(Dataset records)

☆ ☆ ☆ ☆

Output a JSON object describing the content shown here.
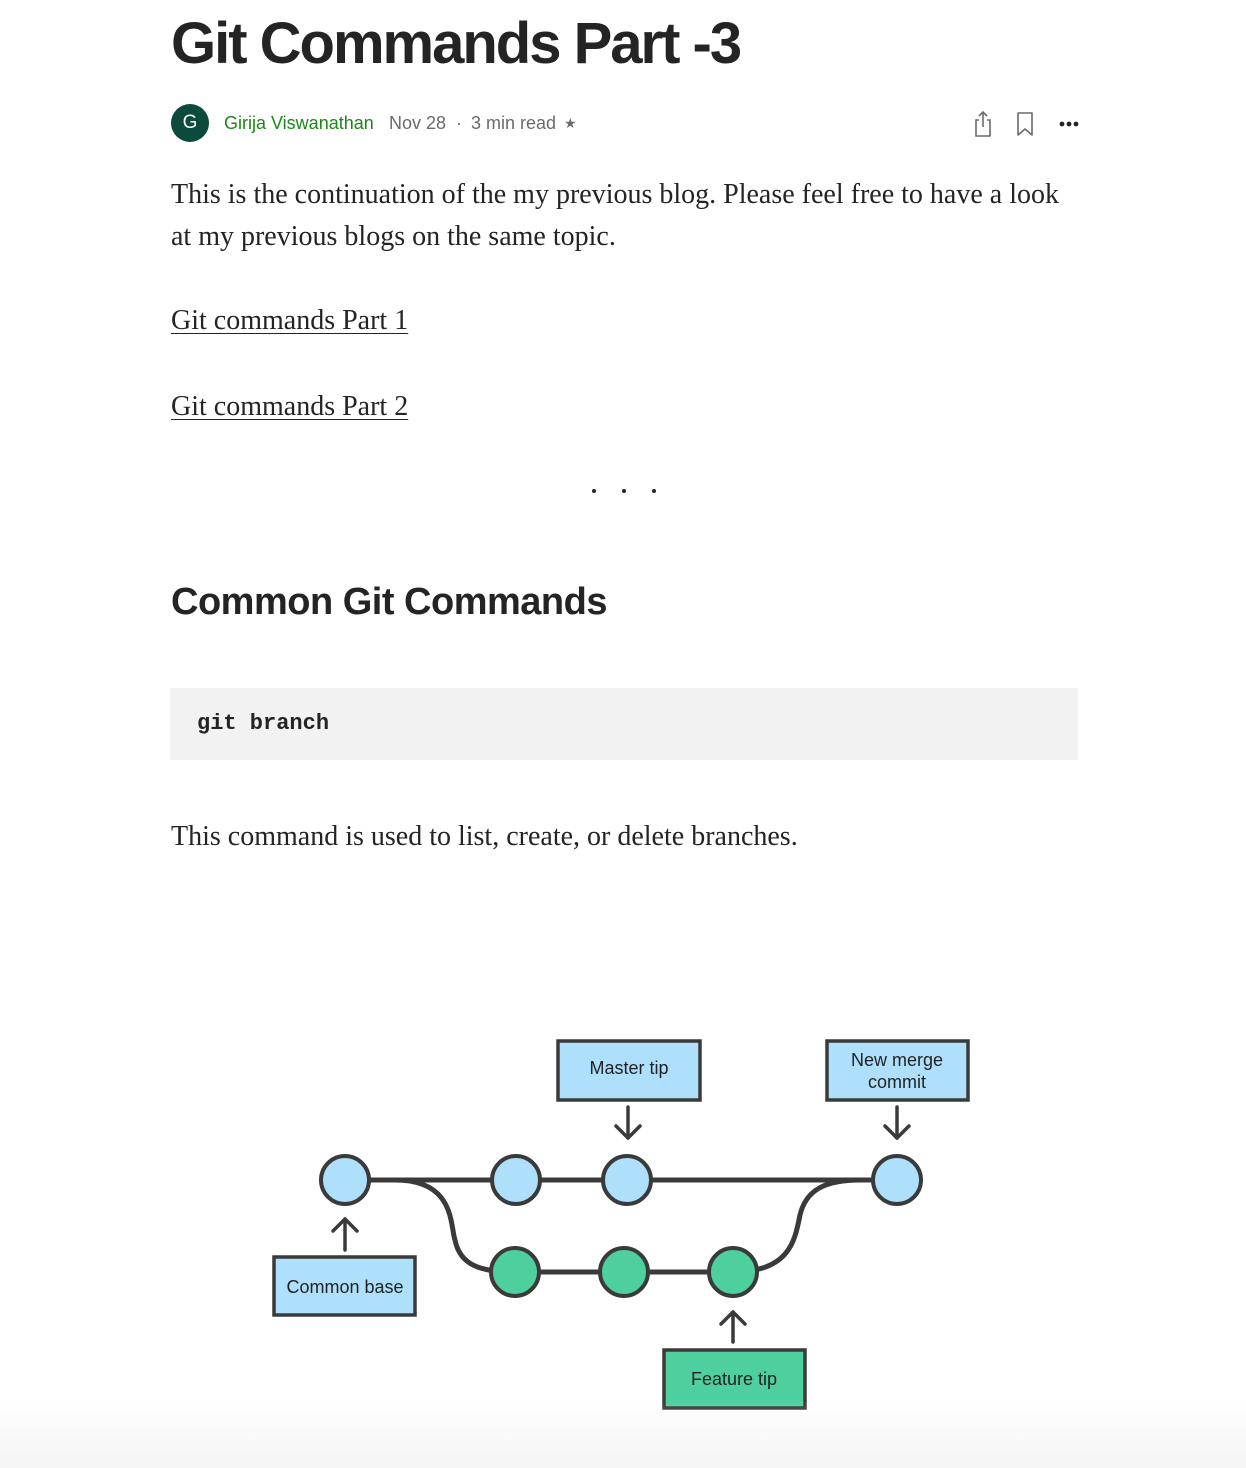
{
  "article": {
    "title": "Git Commands Part -3",
    "author": {
      "initial": "G",
      "name": "Girija Viswanathan",
      "date": "Nov 28",
      "separator": "·",
      "read_time": "3 min read",
      "star": "★"
    },
    "actions": [
      "share-icon",
      "bookmark-icon",
      "more-icon"
    ],
    "intro": "This is the continuation of the my previous blog. Please feel free to have a look at my previous blogs on the same topic.",
    "links": [
      "Git commands Part 1",
      "Git commands Part 2"
    ],
    "heading": "Common Git Commands",
    "code": "git branch",
    "description": "This command is used to list, create, or delete branches.",
    "diagram": {
      "labels": {
        "master_tip": "Master tip",
        "new_merge_commit_line1": "New merge",
        "new_merge_commit_line2": "commit",
        "common_base": "Common base",
        "feature_tip": "Feature tip"
      },
      "colors": {
        "master_commit": "#aee0fb",
        "feature_commit": "#4ecf9e",
        "line": "#3a3a3a"
      }
    }
  },
  "colors": {
    "text": "#242424",
    "author_green": "#1a8917",
    "avatar_bg": "#0b4a3c",
    "muted": "#6b6b6b",
    "code_bg": "#f2f2f2"
  }
}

☆ ☆ ☆ ☆

> [Task directions]
Identify all lines in the records above with the word "Common".

> [Exercise result]
    "heading": "Common Git Commands",
        "common_base": "Common base",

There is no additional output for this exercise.